— Given request —
Comb the records below for the string "OYSA" and copy each line where it turns up.

— Dataset extract —

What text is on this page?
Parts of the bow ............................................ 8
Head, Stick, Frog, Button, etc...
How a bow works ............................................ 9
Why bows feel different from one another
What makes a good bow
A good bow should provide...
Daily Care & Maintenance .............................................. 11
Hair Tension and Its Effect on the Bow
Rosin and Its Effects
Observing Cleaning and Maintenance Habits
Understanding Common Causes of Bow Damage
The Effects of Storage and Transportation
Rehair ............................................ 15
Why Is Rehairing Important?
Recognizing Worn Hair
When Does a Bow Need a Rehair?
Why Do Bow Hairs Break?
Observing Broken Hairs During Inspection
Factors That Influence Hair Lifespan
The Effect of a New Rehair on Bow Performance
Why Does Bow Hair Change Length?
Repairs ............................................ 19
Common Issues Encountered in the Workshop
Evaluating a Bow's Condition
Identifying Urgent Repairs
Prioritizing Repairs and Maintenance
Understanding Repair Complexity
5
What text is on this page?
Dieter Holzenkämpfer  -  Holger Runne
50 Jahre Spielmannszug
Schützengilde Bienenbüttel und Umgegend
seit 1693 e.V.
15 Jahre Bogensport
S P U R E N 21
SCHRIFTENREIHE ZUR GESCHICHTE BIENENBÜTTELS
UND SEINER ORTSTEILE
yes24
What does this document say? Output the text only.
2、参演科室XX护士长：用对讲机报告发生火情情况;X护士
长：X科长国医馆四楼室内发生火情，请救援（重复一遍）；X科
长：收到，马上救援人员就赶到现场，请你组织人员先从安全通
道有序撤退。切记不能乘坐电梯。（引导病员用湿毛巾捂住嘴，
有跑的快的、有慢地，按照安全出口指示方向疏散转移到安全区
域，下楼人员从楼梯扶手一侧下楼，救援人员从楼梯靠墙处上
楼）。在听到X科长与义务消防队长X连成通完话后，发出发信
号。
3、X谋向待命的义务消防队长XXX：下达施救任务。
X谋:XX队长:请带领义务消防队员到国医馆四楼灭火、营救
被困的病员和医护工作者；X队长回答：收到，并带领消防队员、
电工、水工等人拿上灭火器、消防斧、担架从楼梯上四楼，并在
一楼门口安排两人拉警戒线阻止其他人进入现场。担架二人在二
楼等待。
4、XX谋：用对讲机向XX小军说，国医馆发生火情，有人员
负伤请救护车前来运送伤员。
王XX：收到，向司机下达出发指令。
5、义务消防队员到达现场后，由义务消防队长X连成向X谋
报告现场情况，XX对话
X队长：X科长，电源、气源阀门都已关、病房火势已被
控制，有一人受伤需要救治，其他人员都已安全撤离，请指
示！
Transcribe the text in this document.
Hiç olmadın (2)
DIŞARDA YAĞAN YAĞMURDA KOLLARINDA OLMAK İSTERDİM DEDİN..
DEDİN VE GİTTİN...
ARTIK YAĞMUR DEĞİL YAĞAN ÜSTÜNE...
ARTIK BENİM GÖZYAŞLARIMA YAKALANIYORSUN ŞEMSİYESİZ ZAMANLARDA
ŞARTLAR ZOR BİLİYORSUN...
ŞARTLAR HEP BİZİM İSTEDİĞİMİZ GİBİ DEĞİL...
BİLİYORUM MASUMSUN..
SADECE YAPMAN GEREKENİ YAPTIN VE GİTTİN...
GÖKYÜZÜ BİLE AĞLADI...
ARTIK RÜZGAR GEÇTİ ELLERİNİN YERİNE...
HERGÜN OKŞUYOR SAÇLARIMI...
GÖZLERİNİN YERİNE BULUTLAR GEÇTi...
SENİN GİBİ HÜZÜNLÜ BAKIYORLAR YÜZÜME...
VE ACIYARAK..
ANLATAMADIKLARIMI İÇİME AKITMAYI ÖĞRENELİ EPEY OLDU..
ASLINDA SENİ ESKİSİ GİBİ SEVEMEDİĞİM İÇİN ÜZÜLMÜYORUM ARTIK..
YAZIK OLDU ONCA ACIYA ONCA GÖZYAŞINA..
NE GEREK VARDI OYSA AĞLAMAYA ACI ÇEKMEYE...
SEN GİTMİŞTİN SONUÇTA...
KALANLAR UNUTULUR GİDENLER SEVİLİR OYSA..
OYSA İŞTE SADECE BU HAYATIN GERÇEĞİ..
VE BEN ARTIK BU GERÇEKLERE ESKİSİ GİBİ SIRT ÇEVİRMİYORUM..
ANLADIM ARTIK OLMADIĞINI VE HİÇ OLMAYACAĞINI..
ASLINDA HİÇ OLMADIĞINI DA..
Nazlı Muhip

— Full output —
NE GEREK VARDI OYSA AĞLAMAYA ACI ÇEKMEYE...
KALANLAR UNUTULUR GİDENLER SEVİLİR OYSA..
OYSA İŞTE SADECE BU HAYATIN GERÇEĞİ..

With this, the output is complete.